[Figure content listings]
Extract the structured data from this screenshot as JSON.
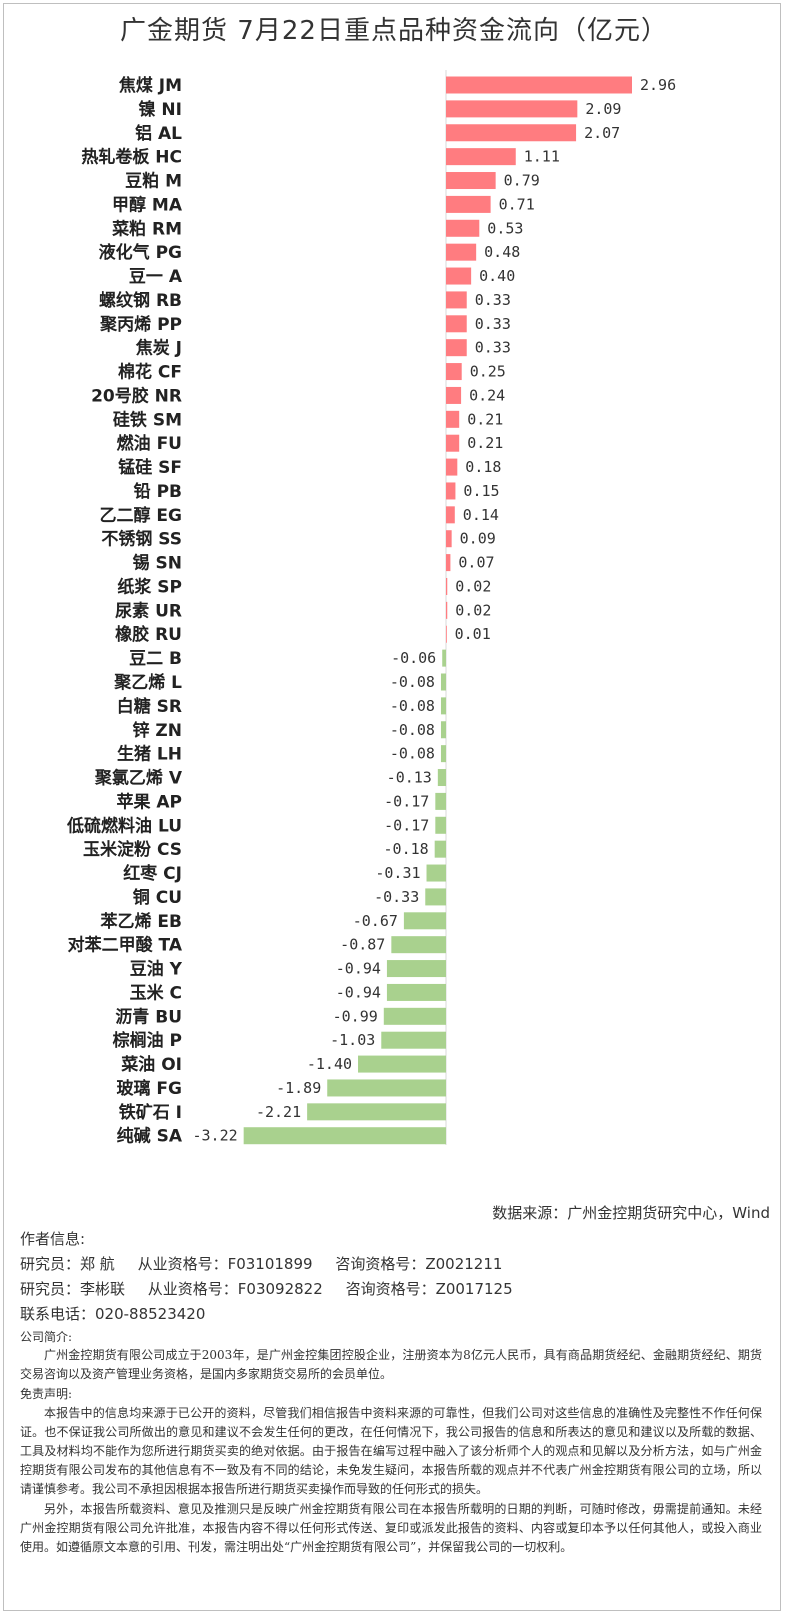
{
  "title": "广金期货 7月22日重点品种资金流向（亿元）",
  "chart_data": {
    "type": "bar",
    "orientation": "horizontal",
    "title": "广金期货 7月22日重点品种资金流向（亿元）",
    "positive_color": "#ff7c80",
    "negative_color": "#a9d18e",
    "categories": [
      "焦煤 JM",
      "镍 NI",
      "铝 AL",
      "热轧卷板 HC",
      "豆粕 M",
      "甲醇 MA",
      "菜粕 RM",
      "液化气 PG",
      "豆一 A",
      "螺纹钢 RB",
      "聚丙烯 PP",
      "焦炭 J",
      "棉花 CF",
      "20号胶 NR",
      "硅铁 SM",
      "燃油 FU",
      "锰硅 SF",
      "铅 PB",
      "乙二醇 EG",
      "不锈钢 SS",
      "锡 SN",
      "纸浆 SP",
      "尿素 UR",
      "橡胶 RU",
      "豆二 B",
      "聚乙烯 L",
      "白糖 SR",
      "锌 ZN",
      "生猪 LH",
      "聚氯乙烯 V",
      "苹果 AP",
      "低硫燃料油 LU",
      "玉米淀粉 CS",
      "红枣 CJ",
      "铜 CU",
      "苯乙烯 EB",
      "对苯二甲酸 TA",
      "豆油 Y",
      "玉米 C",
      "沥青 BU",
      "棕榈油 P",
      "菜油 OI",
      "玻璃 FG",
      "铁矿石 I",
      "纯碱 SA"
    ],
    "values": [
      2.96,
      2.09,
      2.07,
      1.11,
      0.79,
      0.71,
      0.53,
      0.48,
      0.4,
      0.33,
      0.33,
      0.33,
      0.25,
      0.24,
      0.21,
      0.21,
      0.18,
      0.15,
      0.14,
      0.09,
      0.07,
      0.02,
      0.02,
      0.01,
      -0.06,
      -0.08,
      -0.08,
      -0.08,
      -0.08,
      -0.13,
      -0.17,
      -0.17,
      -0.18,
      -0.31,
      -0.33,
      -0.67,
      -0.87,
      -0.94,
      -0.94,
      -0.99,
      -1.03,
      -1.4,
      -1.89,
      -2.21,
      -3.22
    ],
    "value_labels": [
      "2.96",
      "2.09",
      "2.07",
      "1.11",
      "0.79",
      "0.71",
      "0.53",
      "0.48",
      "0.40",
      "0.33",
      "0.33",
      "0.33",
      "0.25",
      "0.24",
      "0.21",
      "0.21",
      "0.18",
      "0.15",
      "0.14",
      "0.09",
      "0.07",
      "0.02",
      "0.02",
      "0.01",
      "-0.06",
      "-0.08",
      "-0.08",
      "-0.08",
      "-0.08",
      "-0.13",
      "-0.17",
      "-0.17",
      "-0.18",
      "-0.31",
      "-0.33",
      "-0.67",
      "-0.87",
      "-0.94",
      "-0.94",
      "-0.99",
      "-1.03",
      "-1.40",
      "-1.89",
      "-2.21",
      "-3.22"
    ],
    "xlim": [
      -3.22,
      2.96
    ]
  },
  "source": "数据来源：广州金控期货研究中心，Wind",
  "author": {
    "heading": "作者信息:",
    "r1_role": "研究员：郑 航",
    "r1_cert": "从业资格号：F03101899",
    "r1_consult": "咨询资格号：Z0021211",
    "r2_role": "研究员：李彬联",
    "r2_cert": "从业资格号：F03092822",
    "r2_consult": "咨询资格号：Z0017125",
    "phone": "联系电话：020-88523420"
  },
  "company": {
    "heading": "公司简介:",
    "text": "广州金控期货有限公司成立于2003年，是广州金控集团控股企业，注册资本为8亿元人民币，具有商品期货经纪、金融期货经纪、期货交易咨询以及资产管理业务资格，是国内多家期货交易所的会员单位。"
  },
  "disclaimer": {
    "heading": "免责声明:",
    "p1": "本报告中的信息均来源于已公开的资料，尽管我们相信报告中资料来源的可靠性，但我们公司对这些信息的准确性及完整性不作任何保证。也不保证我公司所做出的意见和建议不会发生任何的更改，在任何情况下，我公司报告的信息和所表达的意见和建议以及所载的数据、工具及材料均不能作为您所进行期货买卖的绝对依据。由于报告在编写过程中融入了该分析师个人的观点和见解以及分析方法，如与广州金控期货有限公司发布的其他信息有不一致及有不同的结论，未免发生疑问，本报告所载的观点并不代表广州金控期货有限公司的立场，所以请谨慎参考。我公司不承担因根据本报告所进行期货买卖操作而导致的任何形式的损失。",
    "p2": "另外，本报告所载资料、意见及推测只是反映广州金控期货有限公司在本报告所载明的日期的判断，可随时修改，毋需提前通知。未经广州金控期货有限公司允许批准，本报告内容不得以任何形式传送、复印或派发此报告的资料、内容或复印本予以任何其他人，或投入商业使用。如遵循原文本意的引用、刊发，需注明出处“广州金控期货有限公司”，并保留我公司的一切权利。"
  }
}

* Description of the task:
Images in the data above are to be skipped. Retype all other material exactly.

* Answer to this exercise:
Extract the structured data from this screenshot as JSON.
{
  "title": "广金期货 7月22日重点品种资金流向（亿元）",
  "chart_data": {
    "type": "bar",
    "orientation": "horizontal",
    "title": "广金期货 7月22日重点品种资金流向（亿元）",
    "positive_color": "#ff7c80",
    "negative_color": "#a9d18e",
    "categories": [
      "焦煤 JM",
      "镍 NI",
      "铝 AL",
      "热轧卷板 HC",
      "豆粕 M",
      "甲醇 MA",
      "菜粕 RM",
      "液化气 PG",
      "豆一 A",
      "螺纹钢 RB",
      "聚丙烯 PP",
      "焦炭 J",
      "棉花 CF",
      "20号胶 NR",
      "硅铁 SM",
      "燃油 FU",
      "锰硅 SF",
      "铅 PB",
      "乙二醇 EG",
      "不锈钢 SS",
      "锡 SN",
      "纸浆 SP",
      "尿素 UR",
      "橡胶 RU",
      "豆二 B",
      "聚乙烯 L",
      "白糖 SR",
      "锌 ZN",
      "生猪 LH",
      "聚氯乙烯 V",
      "苹果 AP",
      "低硫燃料油 LU",
      "玉米淀粉 CS",
      "红枣 CJ",
      "铜 CU",
      "苯乙烯 EB",
      "对苯二甲酸 TA",
      "豆油 Y",
      "玉米 C",
      "沥青 BU",
      "棕榈油 P",
      "菜油 OI",
      "玻璃 FG",
      "铁矿石 I",
      "纯碱 SA"
    ],
    "values": [
      2.96,
      2.09,
      2.07,
      1.11,
      0.79,
      0.71,
      0.53,
      0.48,
      0.4,
      0.33,
      0.33,
      0.33,
      0.25,
      0.24,
      0.21,
      0.21,
      0.18,
      0.15,
      0.14,
      0.09,
      0.07,
      0.02,
      0.02,
      0.01,
      -0.06,
      -0.08,
      -0.08,
      -0.08,
      -0.08,
      -0.13,
      -0.17,
      -0.17,
      -0.18,
      -0.31,
      -0.33,
      -0.67,
      -0.87,
      -0.94,
      -0.94,
      -0.99,
      -1.03,
      -1.4,
      -1.89,
      -2.21,
      -3.22
    ],
    "value_labels": [
      "2.96",
      "2.09",
      "2.07",
      "1.11",
      "0.79",
      "0.71",
      "0.53",
      "0.48",
      "0.40",
      "0.33",
      "0.33",
      "0.33",
      "0.25",
      "0.24",
      "0.21",
      "0.21",
      "0.18",
      "0.15",
      "0.14",
      "0.09",
      "0.07",
      "0.02",
      "0.02",
      "0.01",
      "-0.06",
      "-0.08",
      "-0.08",
      "-0.08",
      "-0.08",
      "-0.13",
      "-0.17",
      "-0.17",
      "-0.18",
      "-0.31",
      "-0.33",
      "-0.67",
      "-0.87",
      "-0.94",
      "-0.94",
      "-0.99",
      "-1.03",
      "-1.40",
      "-1.89",
      "-2.21",
      "-3.22"
    ],
    "xlim": [
      -3.22,
      2.96
    ]
  },
  "source": "数据来源：广州金控期货研究中心，Wind",
  "author": {
    "heading": "作者信息:",
    "r1_role": "研究员：郑 航",
    "r1_cert": "从业资格号：F03101899",
    "r1_consult": "咨询资格号：Z0021211",
    "r2_role": "研究员：李彬联",
    "r2_cert": "从业资格号：F03092822",
    "r2_consult": "咨询资格号：Z0017125",
    "phone": "联系电话：020-88523420"
  },
  "company": {
    "heading": "公司简介:",
    "text": "广州金控期货有限公司成立于2003年，是广州金控集团控股企业，注册资本为8亿元人民币，具有商品期货经纪、金融期货经纪、期货交易咨询以及资产管理业务资格，是国内多家期货交易所的会员单位。"
  },
  "disclaimer": {
    "heading": "免责声明:",
    "p1": "本报告中的信息均来源于已公开的资料，尽管我们相信报告中资料来源的可靠性，但我们公司对这些信息的准确性及完整性不作任何保证。也不保证我公司所做出的意见和建议不会发生任何的更改，在任何情况下，我公司报告的信息和所表达的意见和建议以及所载的数据、工具及材料均不能作为您所进行期货买卖的绝对依据。由于报告在编写过程中融入了该分析师个人的观点和见解以及分析方法，如与广州金控期货有限公司发布的其他信息有不一致及有不同的结论，未免发生疑问，本报告所载的观点并不代表广州金控期货有限公司的立场，所以请谨慎参考。我公司不承担因根据本报告所进行期货买卖操作而导致的任何形式的损失。",
    "p2": "另外，本报告所载资料、意见及推测只是反映广州金控期货有限公司在本报告所载明的日期的判断，可随时修改，毋需提前通知。未经广州金控期货有限公司允许批准，本报告内容不得以任何形式传送、复印或派发此报告的资料、内容或复印本予以任何其他人，或投入商业使用。如遵循原文本意的引用、刊发，需注明出处“广州金控期货有限公司”，并保留我公司的一切权利。"
  }
}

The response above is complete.